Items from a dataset
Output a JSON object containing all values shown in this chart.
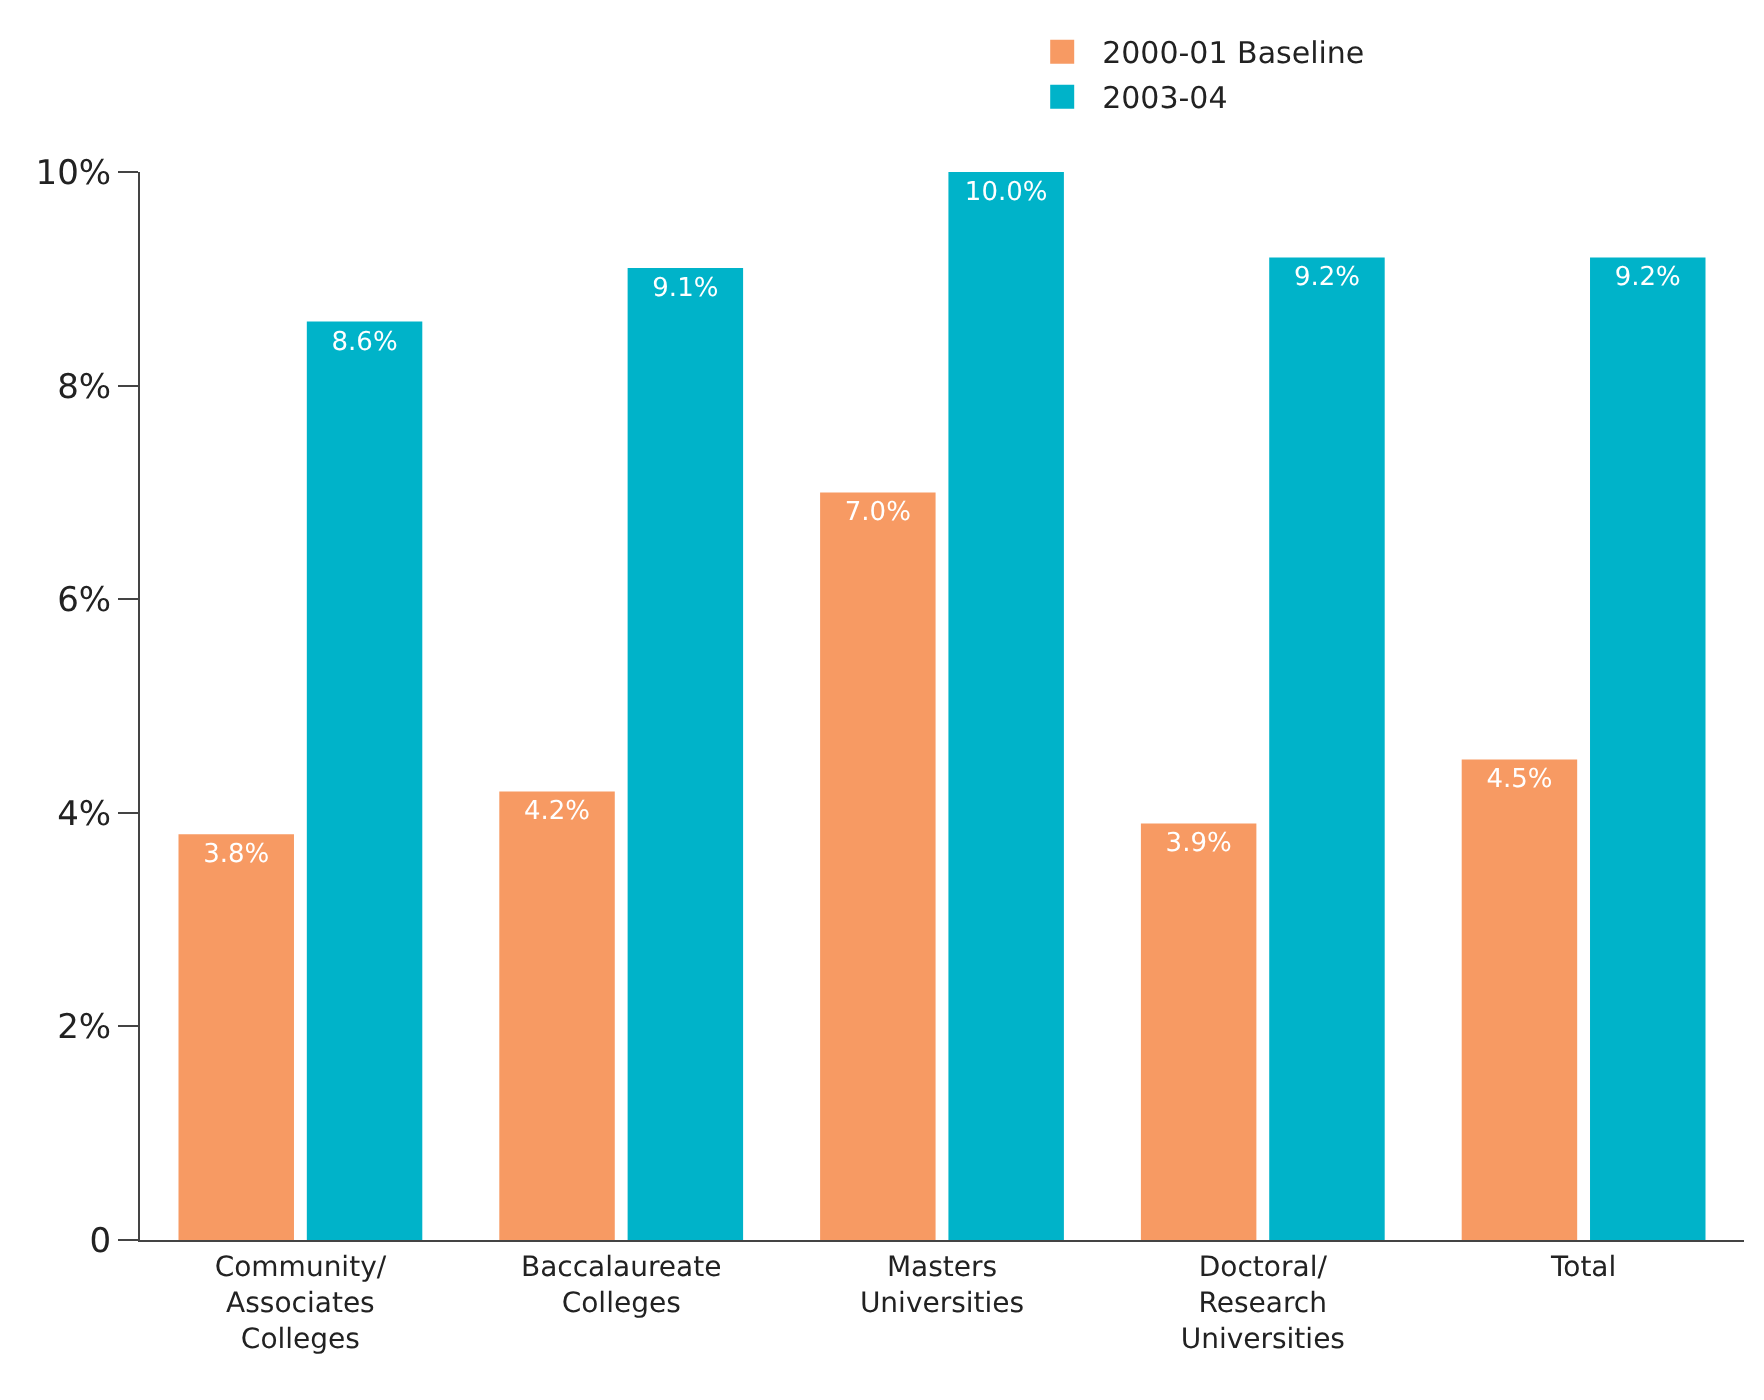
{
  "chart_data": {
    "type": "bar",
    "categories": [
      "Community/\nAssociates\nColleges",
      "Baccalaureate\nColleges",
      "Masters\nUniversities",
      "Doctoral/\nResearch\nUniversities",
      "Total"
    ],
    "series": [
      {
        "name": "2000-01 Baseline",
        "color": "#f79a63",
        "values": [
          3.8,
          4.2,
          7.0,
          3.9,
          4.5
        ],
        "value_labels": [
          "3.8%",
          "4.2%",
          "7.0%",
          "3.9%",
          "4.5%"
        ]
      },
      {
        "name": "2003-04",
        "color": "#00b3c9",
        "values": [
          8.6,
          9.1,
          10.0,
          9.2,
          9.2
        ],
        "value_labels": [
          "8.6%",
          "9.1%",
          "10.0%",
          "9.2%",
          "9.2%"
        ]
      }
    ],
    "ylim": [
      0,
      10
    ],
    "yticks": [
      {
        "value": 0,
        "label": "0"
      },
      {
        "value": 2,
        "label": "2%"
      },
      {
        "value": 4,
        "label": "4%"
      },
      {
        "value": 6,
        "label": "6%"
      },
      {
        "value": 8,
        "label": "8%"
      },
      {
        "value": 10,
        "label": "10%"
      }
    ],
    "legend": "top right"
  }
}
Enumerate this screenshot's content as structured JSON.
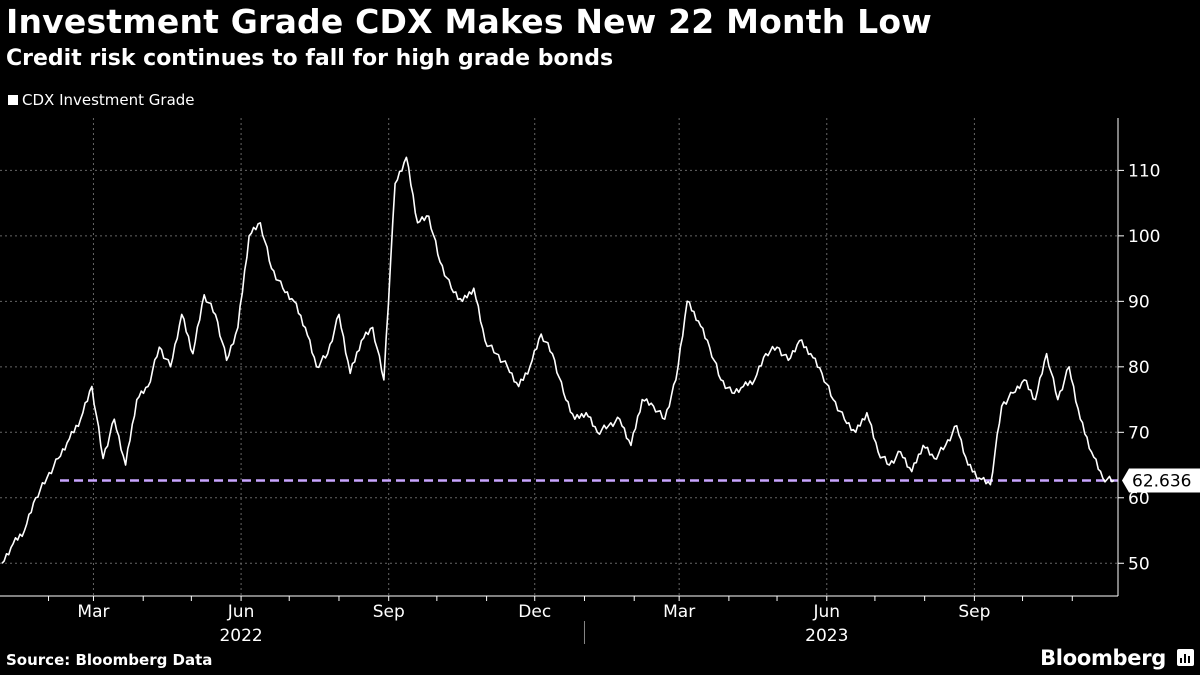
{
  "header": {
    "title": "Investment Grade CDX Makes New 22 Month Low",
    "subtitle": "Credit risk continues to fall for high grade bonds"
  },
  "legend": {
    "label": "CDX Investment Grade"
  },
  "footer": {
    "source": "Source: Bloomberg Data",
    "brand": "Bloomberg"
  },
  "colors": {
    "background": "#000000",
    "series": "#ffffff",
    "reference": "#c9a6ff",
    "grid": "#666666"
  },
  "chart_data": {
    "type": "line",
    "title": "Investment Grade CDX Makes New 22 Month Low",
    "subtitle": "Credit risk continues to fall for high grade bonds",
    "xlabel": "",
    "ylabel": "",
    "ylim": [
      45,
      118
    ],
    "yticks": [
      50,
      60,
      70,
      80,
      90,
      100,
      110
    ],
    "xlim": [
      "2022-01-03",
      "2023-11-27"
    ],
    "xticks": [
      {
        "date": "2022-03-01",
        "label": "Mar"
      },
      {
        "date": "2022-06-01",
        "label": "Jun"
      },
      {
        "date": "2022-09-01",
        "label": "Sep"
      },
      {
        "date": "2022-12-01",
        "label": "Dec"
      },
      {
        "date": "2023-03-01",
        "label": "Mar"
      },
      {
        "date": "2023-06-01",
        "label": "Jun"
      },
      {
        "date": "2023-09-01",
        "label": "Sep"
      }
    ],
    "year_labels": [
      {
        "date": "2022-06-01",
        "label": "2022"
      },
      {
        "date": "2023-06-01",
        "label": "2023"
      }
    ],
    "grid": true,
    "legend_position": "top-left",
    "reference_line": {
      "value": 62.636,
      "label": "62.636"
    },
    "series": [
      {
        "name": "CDX Investment Grade",
        "x": [
          "2022-01-03",
          "2022-01-10",
          "2022-01-17",
          "2022-01-24",
          "2022-01-31",
          "2022-02-07",
          "2022-02-14",
          "2022-02-21",
          "2022-02-28",
          "2022-03-07",
          "2022-03-14",
          "2022-03-21",
          "2022-03-28",
          "2022-04-04",
          "2022-04-11",
          "2022-04-18",
          "2022-04-25",
          "2022-05-02",
          "2022-05-09",
          "2022-05-16",
          "2022-05-23",
          "2022-05-30",
          "2022-06-06",
          "2022-06-13",
          "2022-06-20",
          "2022-06-27",
          "2022-07-04",
          "2022-07-11",
          "2022-07-18",
          "2022-07-25",
          "2022-08-01",
          "2022-08-08",
          "2022-08-15",
          "2022-08-22",
          "2022-08-29",
          "2022-09-05",
          "2022-09-12",
          "2022-09-19",
          "2022-09-26",
          "2022-10-03",
          "2022-10-10",
          "2022-10-17",
          "2022-10-24",
          "2022-10-31",
          "2022-11-07",
          "2022-11-14",
          "2022-11-21",
          "2022-11-28",
          "2022-12-05",
          "2022-12-12",
          "2022-12-19",
          "2022-12-26",
          "2023-01-02",
          "2023-01-09",
          "2023-01-16",
          "2023-01-23",
          "2023-01-30",
          "2023-02-06",
          "2023-02-13",
          "2023-02-20",
          "2023-02-27",
          "2023-03-06",
          "2023-03-13",
          "2023-03-20",
          "2023-03-27",
          "2023-04-03",
          "2023-04-10",
          "2023-04-17",
          "2023-04-24",
          "2023-05-01",
          "2023-05-08",
          "2023-05-15",
          "2023-05-22",
          "2023-05-29",
          "2023-06-05",
          "2023-06-12",
          "2023-06-19",
          "2023-06-26",
          "2023-07-03",
          "2023-07-10",
          "2023-07-17",
          "2023-07-24",
          "2023-07-31",
          "2023-08-07",
          "2023-08-14",
          "2023-08-21",
          "2023-08-28",
          "2023-09-04",
          "2023-09-11",
          "2023-09-18",
          "2023-09-25",
          "2023-10-02",
          "2023-10-09",
          "2023-10-16",
          "2023-10-23",
          "2023-10-30",
          "2023-11-06",
          "2023-11-13",
          "2023-11-20",
          "2023-11-27"
        ],
        "values": [
          50,
          53,
          55,
          60,
          63,
          66,
          69,
          72,
          77,
          66,
          72,
          65,
          75,
          77,
          83,
          80,
          88,
          82,
          91,
          88,
          81,
          86,
          100,
          102,
          95,
          92,
          90,
          86,
          80,
          82,
          88,
          79,
          84,
          86,
          78,
          108,
          112,
          102,
          103,
          96,
          92,
          90,
          92,
          84,
          82,
          80,
          77,
          80,
          85,
          82,
          76,
          72,
          73,
          70,
          71,
          72,
          68,
          75,
          74,
          72,
          78,
          90,
          87,
          83,
          78,
          76,
          77,
          78,
          82,
          83,
          81,
          84,
          82,
          79,
          75,
          72,
          70,
          73,
          67,
          65,
          67,
          64,
          68,
          66,
          68,
          71,
          65,
          63,
          62,
          74,
          76,
          78,
          75,
          82,
          75,
          80,
          72,
          67,
          63,
          62.636
        ]
      }
    ]
  }
}
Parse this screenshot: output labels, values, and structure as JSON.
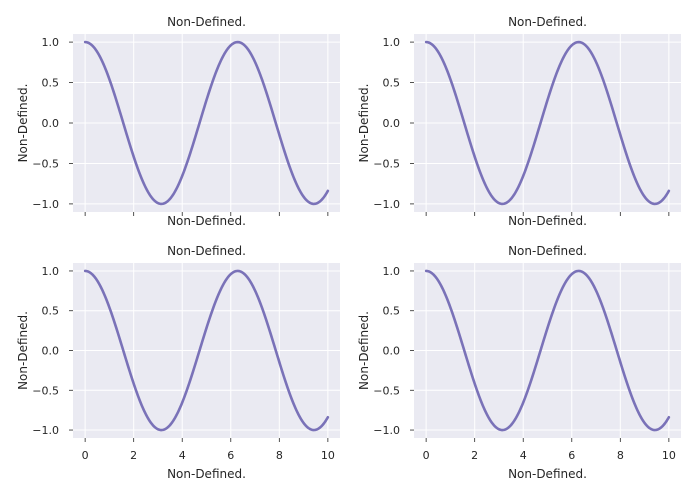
{
  "chart_data": [
    {
      "type": "line",
      "title": "Non-Defined.",
      "xlabel": "Non-Defined.",
      "ylabel": "Non-Defined.",
      "xlim": [
        -0.5,
        10.5
      ],
      "ylim": [
        -1.1,
        1.1
      ],
      "xticks": [
        0,
        2,
        4,
        6,
        8,
        10
      ],
      "yticks": [
        1.0,
        0.5,
        0.0,
        -0.5,
        -1.0
      ],
      "yticklabels": [
        "1.0",
        "0.5",
        "0.0",
        "−0.5",
        "−1.0"
      ],
      "show_xticklabels": false,
      "show_xlabel": true,
      "grid": true,
      "series": [
        {
          "function": "cos(x)",
          "x_range": [
            0,
            10
          ],
          "color": "#7A72B8",
          "x": [
            0,
            0.5,
            1,
            1.5,
            2,
            2.5,
            3,
            3.5,
            4,
            4.5,
            5,
            5.5,
            6,
            6.5,
            7,
            7.5,
            8,
            8.5,
            9,
            9.5,
            10
          ],
          "y": [
            1.0,
            0.878,
            0.54,
            0.071,
            -0.416,
            -0.801,
            -0.99,
            -0.936,
            -0.654,
            -0.211,
            0.284,
            0.709,
            0.96,
            0.977,
            0.754,
            0.347,
            -0.146,
            -0.602,
            -0.911,
            -0.997,
            -0.839
          ]
        }
      ]
    },
    {
      "type": "line",
      "title": "Non-Defined.",
      "xlabel": "Non-Defined.",
      "ylabel": "Non-Defined.",
      "xlim": [
        -0.5,
        10.5
      ],
      "ylim": [
        -1.1,
        1.1
      ],
      "xticks": [
        0,
        2,
        4,
        6,
        8,
        10
      ],
      "yticks": [
        1.0,
        0.5,
        0.0,
        -0.5,
        -1.0
      ],
      "yticklabels": [
        "1.0",
        "0.5",
        "0.0",
        "−0.5",
        "−1.0"
      ],
      "show_xticklabels": false,
      "show_xlabel": true,
      "grid": true,
      "series": [
        {
          "function": "cos(x)",
          "x_range": [
            0,
            10
          ],
          "color": "#7A72B8",
          "x": [
            0,
            0.5,
            1,
            1.5,
            2,
            2.5,
            3,
            3.5,
            4,
            4.5,
            5,
            5.5,
            6,
            6.5,
            7,
            7.5,
            8,
            8.5,
            9,
            9.5,
            10
          ],
          "y": [
            1.0,
            0.878,
            0.54,
            0.071,
            -0.416,
            -0.801,
            -0.99,
            -0.936,
            -0.654,
            -0.211,
            0.284,
            0.709,
            0.96,
            0.977,
            0.754,
            0.347,
            -0.146,
            -0.602,
            -0.911,
            -0.997,
            -0.839
          ]
        }
      ]
    },
    {
      "type": "line",
      "title": "Non-Defined.",
      "xlabel": "Non-Defined.",
      "ylabel": "Non-Defined.",
      "xlim": [
        -0.5,
        10.5
      ],
      "ylim": [
        -1.1,
        1.1
      ],
      "xticks": [
        0,
        2,
        4,
        6,
        8,
        10
      ],
      "xticklabels": [
        "0",
        "2",
        "4",
        "6",
        "8",
        "10"
      ],
      "yticks": [
        1.0,
        0.5,
        0.0,
        -0.5,
        -1.0
      ],
      "yticklabels": [
        "1.0",
        "0.5",
        "0.0",
        "−0.5",
        "−1.0"
      ],
      "show_xticklabels": true,
      "show_xlabel": true,
      "grid": true,
      "series": [
        {
          "function": "cos(x)",
          "x_range": [
            0,
            10
          ],
          "color": "#7A72B8",
          "x": [
            0,
            0.5,
            1,
            1.5,
            2,
            2.5,
            3,
            3.5,
            4,
            4.5,
            5,
            5.5,
            6,
            6.5,
            7,
            7.5,
            8,
            8.5,
            9,
            9.5,
            10
          ],
          "y": [
            1.0,
            0.878,
            0.54,
            0.071,
            -0.416,
            -0.801,
            -0.99,
            -0.936,
            -0.654,
            -0.211,
            0.284,
            0.709,
            0.96,
            0.977,
            0.754,
            0.347,
            -0.146,
            -0.602,
            -0.911,
            -0.997,
            -0.839
          ]
        }
      ]
    },
    {
      "type": "line",
      "title": "Non-Defined.",
      "xlabel": "Non-Defined.",
      "ylabel": "Non-Defined.",
      "xlim": [
        -0.5,
        10.5
      ],
      "ylim": [
        -1.1,
        1.1
      ],
      "xticks": [
        0,
        2,
        4,
        6,
        8,
        10
      ],
      "xticklabels": [
        "0",
        "2",
        "4",
        "6",
        "8",
        "10"
      ],
      "yticks": [
        1.0,
        0.5,
        0.0,
        -0.5,
        -1.0
      ],
      "yticklabels": [
        "1.0",
        "0.5",
        "0.0",
        "−0.5",
        "−1.0"
      ],
      "show_xticklabels": true,
      "show_xlabel": true,
      "grid": true,
      "series": [
        {
          "function": "cos(x)",
          "x_range": [
            0,
            10
          ],
          "color": "#7A72B8",
          "x": [
            0,
            0.5,
            1,
            1.5,
            2,
            2.5,
            3,
            3.5,
            4,
            4.5,
            5,
            5.5,
            6,
            6.5,
            7,
            7.5,
            8,
            8.5,
            9,
            9.5,
            10
          ],
          "y": [
            1.0,
            0.878,
            0.54,
            0.071,
            -0.416,
            -0.801,
            -0.99,
            -0.936,
            -0.654,
            -0.211,
            0.284,
            0.709,
            0.96,
            0.977,
            0.754,
            0.347,
            -0.146,
            -0.602,
            -0.911,
            -0.997,
            -0.839
          ]
        }
      ]
    }
  ]
}
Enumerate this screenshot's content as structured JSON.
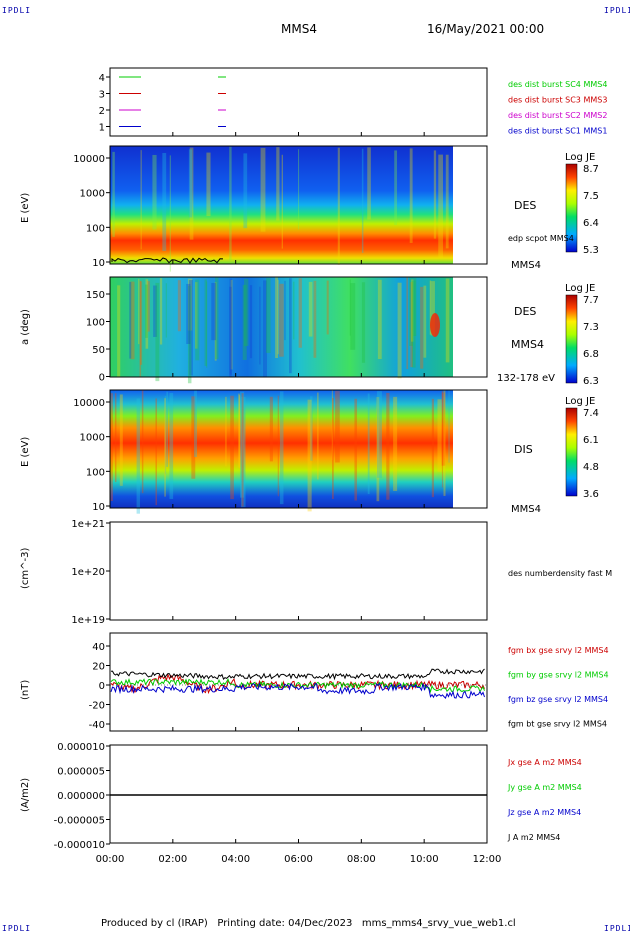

**Task directions:** Pick out each line in the material containing "JSON".

**Task answer:**
Output a JSON object containing all values shown in this chart.
Enumerate this screenshot's content as structured JSON.
Parse this screenshot: output labels, values, and structure as JSON.
Enumerate this screenshot's content as structured JSON.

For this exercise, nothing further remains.